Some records
◇ ◇ ◇ ◇

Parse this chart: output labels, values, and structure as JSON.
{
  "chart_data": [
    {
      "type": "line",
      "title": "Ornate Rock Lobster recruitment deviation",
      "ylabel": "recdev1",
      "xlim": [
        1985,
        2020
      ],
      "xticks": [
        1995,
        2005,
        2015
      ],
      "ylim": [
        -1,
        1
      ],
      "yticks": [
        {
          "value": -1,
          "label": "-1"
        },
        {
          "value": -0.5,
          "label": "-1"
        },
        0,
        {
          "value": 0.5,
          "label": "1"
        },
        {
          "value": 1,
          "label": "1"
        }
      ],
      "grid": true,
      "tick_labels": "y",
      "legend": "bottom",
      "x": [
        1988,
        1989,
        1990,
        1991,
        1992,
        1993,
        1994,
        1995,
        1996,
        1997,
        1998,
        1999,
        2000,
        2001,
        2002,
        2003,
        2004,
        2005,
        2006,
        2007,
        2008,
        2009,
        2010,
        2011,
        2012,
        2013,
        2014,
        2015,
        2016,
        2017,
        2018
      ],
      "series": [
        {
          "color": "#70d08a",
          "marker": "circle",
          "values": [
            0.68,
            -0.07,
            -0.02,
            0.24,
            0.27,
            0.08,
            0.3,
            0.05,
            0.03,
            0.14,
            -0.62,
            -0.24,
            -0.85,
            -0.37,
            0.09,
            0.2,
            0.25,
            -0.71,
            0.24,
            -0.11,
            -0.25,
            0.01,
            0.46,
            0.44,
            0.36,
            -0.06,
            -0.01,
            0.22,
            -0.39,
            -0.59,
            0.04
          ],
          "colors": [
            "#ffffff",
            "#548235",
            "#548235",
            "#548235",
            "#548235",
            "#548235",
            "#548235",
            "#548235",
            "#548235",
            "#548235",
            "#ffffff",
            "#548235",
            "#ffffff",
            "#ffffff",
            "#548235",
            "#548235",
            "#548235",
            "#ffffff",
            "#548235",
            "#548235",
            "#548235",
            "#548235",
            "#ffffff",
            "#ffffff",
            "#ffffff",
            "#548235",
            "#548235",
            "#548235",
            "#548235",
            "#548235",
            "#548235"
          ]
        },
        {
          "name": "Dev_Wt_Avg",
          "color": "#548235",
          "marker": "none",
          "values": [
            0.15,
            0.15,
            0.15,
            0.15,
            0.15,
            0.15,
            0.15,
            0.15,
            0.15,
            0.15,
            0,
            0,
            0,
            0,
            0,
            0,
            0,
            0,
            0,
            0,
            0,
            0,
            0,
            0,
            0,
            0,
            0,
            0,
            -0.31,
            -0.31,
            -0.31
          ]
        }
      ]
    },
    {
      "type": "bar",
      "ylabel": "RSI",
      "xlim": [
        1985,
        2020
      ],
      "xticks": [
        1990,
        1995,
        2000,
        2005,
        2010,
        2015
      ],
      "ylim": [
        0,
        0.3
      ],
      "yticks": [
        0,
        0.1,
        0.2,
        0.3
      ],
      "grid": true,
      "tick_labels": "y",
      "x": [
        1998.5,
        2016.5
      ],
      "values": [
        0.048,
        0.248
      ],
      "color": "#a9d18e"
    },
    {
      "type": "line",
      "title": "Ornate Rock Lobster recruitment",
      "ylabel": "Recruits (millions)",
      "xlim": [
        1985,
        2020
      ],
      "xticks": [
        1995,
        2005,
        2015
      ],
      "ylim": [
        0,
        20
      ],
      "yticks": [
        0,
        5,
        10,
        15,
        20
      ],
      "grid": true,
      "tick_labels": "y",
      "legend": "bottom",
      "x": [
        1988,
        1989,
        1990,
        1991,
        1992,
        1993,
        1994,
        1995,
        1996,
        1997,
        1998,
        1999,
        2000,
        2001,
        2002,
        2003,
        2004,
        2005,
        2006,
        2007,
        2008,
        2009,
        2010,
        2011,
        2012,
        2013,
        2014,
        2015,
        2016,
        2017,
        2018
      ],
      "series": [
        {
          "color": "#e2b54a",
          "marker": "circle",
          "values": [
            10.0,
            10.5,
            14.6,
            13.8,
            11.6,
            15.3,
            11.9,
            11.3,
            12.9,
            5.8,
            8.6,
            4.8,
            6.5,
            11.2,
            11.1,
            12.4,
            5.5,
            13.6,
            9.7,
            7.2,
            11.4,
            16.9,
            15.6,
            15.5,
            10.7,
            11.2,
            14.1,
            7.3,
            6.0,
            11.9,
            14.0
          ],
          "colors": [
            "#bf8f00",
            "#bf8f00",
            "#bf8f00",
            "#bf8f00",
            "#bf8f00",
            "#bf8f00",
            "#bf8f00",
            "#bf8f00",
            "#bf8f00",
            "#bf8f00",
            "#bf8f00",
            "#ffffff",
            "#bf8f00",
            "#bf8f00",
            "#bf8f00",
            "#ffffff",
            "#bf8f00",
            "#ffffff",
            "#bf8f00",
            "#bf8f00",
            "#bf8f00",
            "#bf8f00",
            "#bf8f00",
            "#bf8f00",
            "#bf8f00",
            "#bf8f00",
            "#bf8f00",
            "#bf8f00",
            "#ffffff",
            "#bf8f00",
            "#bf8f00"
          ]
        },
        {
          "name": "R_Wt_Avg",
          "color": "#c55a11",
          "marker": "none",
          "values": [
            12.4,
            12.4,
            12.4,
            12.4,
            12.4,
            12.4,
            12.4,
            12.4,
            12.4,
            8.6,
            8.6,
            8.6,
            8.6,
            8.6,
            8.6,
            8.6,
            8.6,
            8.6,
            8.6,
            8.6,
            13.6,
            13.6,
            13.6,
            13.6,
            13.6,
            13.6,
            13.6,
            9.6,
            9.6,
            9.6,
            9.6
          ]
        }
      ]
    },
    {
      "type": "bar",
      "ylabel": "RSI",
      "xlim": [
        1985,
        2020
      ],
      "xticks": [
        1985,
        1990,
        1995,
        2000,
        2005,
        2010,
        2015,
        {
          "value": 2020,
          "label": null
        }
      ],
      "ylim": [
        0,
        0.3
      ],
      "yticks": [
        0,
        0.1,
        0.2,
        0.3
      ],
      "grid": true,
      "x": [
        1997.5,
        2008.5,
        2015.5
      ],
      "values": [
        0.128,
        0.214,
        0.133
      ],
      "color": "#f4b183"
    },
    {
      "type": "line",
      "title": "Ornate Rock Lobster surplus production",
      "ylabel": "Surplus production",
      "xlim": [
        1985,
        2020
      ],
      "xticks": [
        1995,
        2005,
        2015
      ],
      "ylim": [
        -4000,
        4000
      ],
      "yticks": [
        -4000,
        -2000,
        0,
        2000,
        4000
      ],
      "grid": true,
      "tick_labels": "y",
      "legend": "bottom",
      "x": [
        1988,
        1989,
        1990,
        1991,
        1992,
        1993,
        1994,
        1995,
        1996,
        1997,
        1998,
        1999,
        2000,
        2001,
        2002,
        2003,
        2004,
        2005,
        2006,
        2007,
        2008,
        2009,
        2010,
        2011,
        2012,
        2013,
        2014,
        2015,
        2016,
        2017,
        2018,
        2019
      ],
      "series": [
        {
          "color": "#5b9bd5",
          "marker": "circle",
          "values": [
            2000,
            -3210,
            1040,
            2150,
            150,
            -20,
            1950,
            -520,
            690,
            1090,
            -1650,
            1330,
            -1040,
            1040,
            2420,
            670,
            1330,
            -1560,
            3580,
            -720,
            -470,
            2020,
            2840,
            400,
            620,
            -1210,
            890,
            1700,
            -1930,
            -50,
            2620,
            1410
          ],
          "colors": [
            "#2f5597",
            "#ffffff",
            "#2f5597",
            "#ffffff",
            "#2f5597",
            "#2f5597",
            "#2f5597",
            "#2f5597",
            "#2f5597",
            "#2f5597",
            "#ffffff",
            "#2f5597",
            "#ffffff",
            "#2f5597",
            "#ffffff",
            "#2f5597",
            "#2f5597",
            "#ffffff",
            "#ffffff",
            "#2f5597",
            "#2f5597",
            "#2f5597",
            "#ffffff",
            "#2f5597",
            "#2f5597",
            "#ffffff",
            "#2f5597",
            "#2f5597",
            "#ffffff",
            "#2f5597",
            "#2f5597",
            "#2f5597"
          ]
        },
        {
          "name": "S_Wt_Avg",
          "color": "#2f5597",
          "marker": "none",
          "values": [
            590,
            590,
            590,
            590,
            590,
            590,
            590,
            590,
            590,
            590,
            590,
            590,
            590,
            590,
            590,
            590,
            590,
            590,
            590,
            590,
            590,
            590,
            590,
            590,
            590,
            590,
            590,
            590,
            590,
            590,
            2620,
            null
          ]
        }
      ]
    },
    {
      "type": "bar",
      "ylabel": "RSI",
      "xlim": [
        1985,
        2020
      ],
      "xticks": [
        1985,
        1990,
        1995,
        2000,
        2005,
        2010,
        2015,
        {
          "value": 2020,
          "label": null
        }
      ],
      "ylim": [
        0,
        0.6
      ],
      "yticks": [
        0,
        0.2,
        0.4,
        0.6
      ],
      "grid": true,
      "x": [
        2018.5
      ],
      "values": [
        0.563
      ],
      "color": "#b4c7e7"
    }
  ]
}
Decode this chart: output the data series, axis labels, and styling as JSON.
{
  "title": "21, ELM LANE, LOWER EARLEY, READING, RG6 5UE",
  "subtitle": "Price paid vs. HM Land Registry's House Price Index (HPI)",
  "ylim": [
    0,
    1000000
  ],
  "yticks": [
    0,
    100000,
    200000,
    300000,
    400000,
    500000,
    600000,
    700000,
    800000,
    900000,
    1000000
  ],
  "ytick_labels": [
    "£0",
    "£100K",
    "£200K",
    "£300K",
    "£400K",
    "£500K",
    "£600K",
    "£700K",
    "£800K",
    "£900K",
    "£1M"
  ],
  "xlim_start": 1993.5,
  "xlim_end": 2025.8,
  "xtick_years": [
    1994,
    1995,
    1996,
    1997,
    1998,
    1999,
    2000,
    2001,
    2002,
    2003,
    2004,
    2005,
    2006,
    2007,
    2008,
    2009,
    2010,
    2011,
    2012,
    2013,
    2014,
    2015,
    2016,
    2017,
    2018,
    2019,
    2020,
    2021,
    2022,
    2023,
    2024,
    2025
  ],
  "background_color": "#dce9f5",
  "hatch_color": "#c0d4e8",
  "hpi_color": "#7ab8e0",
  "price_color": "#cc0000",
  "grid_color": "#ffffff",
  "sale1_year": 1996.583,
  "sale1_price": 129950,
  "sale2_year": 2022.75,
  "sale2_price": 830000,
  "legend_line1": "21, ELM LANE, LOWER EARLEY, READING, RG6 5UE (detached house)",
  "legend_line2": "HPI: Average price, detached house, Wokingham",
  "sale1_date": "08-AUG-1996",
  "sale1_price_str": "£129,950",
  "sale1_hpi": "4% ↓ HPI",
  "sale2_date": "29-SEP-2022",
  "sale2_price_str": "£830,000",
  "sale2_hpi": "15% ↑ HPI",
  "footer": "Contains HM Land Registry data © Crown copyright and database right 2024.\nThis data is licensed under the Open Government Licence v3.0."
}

◇ ◇ ◇ ◇

PROBLEM: Collect, from the material above, every line containing the word "Ornate".

ANSWER TO THE TASK:
      "title": "Ornate Rock Lobster recruitment deviation",
      "title": "Ornate Rock Lobster recruitment",
      "title": "Ornate Rock Lobster surplus production",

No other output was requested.